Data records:
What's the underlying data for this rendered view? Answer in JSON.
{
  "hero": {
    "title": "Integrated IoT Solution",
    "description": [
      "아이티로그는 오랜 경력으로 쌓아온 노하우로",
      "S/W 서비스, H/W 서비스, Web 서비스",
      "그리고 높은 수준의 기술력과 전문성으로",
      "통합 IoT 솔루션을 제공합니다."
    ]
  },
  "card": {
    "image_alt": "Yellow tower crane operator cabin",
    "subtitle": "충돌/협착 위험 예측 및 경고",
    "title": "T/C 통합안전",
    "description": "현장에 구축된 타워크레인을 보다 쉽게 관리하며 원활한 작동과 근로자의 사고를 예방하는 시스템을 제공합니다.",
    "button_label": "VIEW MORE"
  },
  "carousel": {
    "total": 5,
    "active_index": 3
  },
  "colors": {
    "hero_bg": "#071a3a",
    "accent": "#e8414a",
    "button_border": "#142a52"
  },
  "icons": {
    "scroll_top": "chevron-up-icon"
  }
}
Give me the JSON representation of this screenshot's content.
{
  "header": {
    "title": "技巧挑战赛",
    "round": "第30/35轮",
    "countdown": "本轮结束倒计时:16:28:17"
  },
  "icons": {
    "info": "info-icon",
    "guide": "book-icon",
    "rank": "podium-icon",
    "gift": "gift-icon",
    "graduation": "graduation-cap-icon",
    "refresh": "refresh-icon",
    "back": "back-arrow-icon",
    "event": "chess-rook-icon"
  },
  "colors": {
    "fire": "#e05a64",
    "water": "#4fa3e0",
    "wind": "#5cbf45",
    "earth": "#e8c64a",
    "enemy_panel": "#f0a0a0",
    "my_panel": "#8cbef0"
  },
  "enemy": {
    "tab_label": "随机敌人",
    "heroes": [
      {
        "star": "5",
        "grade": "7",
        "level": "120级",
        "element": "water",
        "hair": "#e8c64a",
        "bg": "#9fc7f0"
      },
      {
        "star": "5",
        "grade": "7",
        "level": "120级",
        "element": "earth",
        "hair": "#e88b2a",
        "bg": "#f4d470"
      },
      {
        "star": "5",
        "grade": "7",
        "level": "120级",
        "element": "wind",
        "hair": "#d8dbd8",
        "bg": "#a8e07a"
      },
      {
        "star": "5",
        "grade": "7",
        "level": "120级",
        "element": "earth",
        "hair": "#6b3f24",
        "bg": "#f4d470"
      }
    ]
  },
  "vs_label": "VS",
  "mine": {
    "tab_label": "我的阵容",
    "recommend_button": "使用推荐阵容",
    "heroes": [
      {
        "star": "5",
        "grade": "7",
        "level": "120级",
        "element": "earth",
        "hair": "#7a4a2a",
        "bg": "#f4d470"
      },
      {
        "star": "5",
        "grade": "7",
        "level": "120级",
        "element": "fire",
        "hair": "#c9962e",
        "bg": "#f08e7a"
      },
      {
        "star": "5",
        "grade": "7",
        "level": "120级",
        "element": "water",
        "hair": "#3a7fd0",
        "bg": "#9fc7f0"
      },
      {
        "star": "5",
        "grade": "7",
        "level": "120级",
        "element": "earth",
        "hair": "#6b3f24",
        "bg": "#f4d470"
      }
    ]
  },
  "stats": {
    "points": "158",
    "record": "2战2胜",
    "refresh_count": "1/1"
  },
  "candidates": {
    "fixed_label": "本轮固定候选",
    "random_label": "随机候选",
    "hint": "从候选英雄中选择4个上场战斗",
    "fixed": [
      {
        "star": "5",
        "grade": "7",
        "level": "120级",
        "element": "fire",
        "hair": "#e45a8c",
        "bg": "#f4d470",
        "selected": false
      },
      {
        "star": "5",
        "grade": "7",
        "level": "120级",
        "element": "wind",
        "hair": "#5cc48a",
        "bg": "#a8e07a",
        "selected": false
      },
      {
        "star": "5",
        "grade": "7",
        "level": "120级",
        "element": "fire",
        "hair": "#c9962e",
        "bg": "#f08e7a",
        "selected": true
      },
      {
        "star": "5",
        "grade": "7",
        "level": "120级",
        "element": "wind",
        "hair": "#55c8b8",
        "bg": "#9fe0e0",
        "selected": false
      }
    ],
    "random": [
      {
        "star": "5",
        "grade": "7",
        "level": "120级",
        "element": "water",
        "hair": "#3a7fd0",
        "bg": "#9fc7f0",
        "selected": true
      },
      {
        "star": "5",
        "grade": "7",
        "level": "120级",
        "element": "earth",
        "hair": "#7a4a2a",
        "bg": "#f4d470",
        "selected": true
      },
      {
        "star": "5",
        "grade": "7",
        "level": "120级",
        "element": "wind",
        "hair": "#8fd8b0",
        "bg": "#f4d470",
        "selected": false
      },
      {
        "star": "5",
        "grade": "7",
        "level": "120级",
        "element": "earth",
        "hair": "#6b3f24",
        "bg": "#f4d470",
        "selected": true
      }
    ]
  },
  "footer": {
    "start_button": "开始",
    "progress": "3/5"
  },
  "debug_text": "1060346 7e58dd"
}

Direction
Repeat all of the entries exactly.

Correct result
What's the underlying data for this rendered view? Answer in JSON.
{
  "hero": {
    "title": "Integrated IoT Solution",
    "description": [
      "아이티로그는 오랜 경력으로 쌓아온 노하우로",
      "S/W 서비스, H/W 서비스, Web 서비스",
      "그리고 높은 수준의 기술력과 전문성으로",
      "통합 IoT 솔루션을 제공합니다."
    ]
  },
  "card": {
    "image_alt": "Yellow tower crane operator cabin",
    "subtitle": "충돌/협착 위험 예측 및 경고",
    "title": "T/C 통합안전",
    "description": "현장에 구축된 타워크레인을 보다 쉽게 관리하며 원활한 작동과 근로자의 사고를 예방하는 시스템을 제공합니다.",
    "button_label": "VIEW MORE"
  },
  "carousel": {
    "total": 5,
    "active_index": 3
  },
  "colors": {
    "hero_bg": "#071a3a",
    "accent": "#e8414a",
    "button_border": "#142a52"
  },
  "icons": {
    "scroll_top": "chevron-up-icon"
  }
}
Give me the JSON representation of this screenshot's content.
{
  "header": {
    "title": "技巧挑战赛",
    "round": "第30/35轮",
    "countdown": "本轮结束倒计时:16:28:17"
  },
  "icons": {
    "info": "info-icon",
    "guide": "book-icon",
    "rank": "podium-icon",
    "gift": "gift-icon",
    "graduation": "graduation-cap-icon",
    "refresh": "refresh-icon",
    "back": "back-arrow-icon",
    "event": "chess-rook-icon"
  },
  "colors": {
    "fire": "#e05a64",
    "water": "#4fa3e0",
    "wind": "#5cbf45",
    "earth": "#e8c64a",
    "enemy_panel": "#f0a0a0",
    "my_panel": "#8cbef0"
  },
  "enemy": {
    "tab_label": "随机敌人",
    "heroes": [
      {
        "star": "5",
        "grade": "7",
        "level": "120级",
        "element": "water",
        "hair": "#e8c64a",
        "bg": "#9fc7f0"
      },
      {
        "star": "5",
        "grade": "7",
        "level": "120级",
        "element": "earth",
        "hair": "#e88b2a",
        "bg": "#f4d470"
      },
      {
        "star": "5",
        "grade": "7",
        "level": "120级",
        "element": "wind",
        "hair": "#d8dbd8",
        "bg": "#a8e07a"
      },
      {
        "star": "5",
        "grade": "7",
        "level": "120级",
        "element": "earth",
        "hair": "#6b3f24",
        "bg": "#f4d470"
      }
    ]
  },
  "vs_label": "VS",
  "mine": {
    "tab_label": "我的阵容",
    "recommend_button": "使用推荐阵容",
    "heroes": [
      {
        "star": "5",
        "grade": "7",
        "level": "120级",
        "element": "earth",
        "hair": "#7a4a2a",
        "bg": "#f4d470"
      },
      {
        "star": "5",
        "grade": "7",
        "level": "120级",
        "element": "fire",
        "hair": "#c9962e",
        "bg": "#f08e7a"
      },
      {
        "star": "5",
        "grade": "7",
        "level": "120级",
        "element": "water",
        "hair": "#3a7fd0",
        "bg": "#9fc7f0"
      },
      {
        "star": "5",
        "grade": "7",
        "level": "120级",
        "element": "earth",
        "hair": "#6b3f24",
        "bg": "#f4d470"
      }
    ]
  },
  "stats": {
    "points": "158",
    "record": "2战2胜",
    "refresh_count": "1/1"
  },
  "candidates": {
    "fixed_label": "本轮固定候选",
    "random_label": "随机候选",
    "hint": "从候选英雄中选择4个上场战斗",
    "fixed": [
      {
        "star": "5",
        "grade": "7",
        "level": "120级",
        "element": "fire",
        "hair": "#e45a8c",
        "bg": "#f4d470",
        "selected": false
      },
      {
        "star": "5",
        "grade": "7",
        "level": "120级",
        "element": "wind",
        "hair": "#5cc48a",
        "bg": "#a8e07a",
        "selected": false
      },
      {
        "star": "5",
        "grade": "7",
        "level": "120级",
        "element": "fire",
        "hair": "#c9962e",
        "bg": "#f08e7a",
        "selected": true
      },
      {
        "star": "5",
        "grade": "7",
        "level": "120级",
        "element": "wind",
        "hair": "#55c8b8",
        "bg": "#9fe0e0",
        "selected": false
      }
    ],
    "random": [
      {
        "star": "5",
        "grade": "7",
        "level": "120级",
        "element": "water",
        "hair": "#3a7fd0",
        "bg": "#9fc7f0",
        "selected": true
      },
      {
        "star": "5",
        "grade": "7",
        "level": "120级",
        "element": "earth",
        "hair": "#7a4a2a",
        "bg": "#f4d470",
        "selected": true
      },
      {
        "star": "5",
        "grade": "7",
        "level": "120级",
        "element": "wind",
        "hair": "#8fd8b0",
        "bg": "#f4d470",
        "selected": false
      },
      {
        "star": "5",
        "grade": "7",
        "level": "120级",
        "element": "earth",
        "hair": "#6b3f24",
        "bg": "#f4d470",
        "selected": true
      }
    ]
  },
  "footer": {
    "start_button": "开始",
    "progress": "3/5"
  },
  "debug_text": "1060346 7e58dd"
}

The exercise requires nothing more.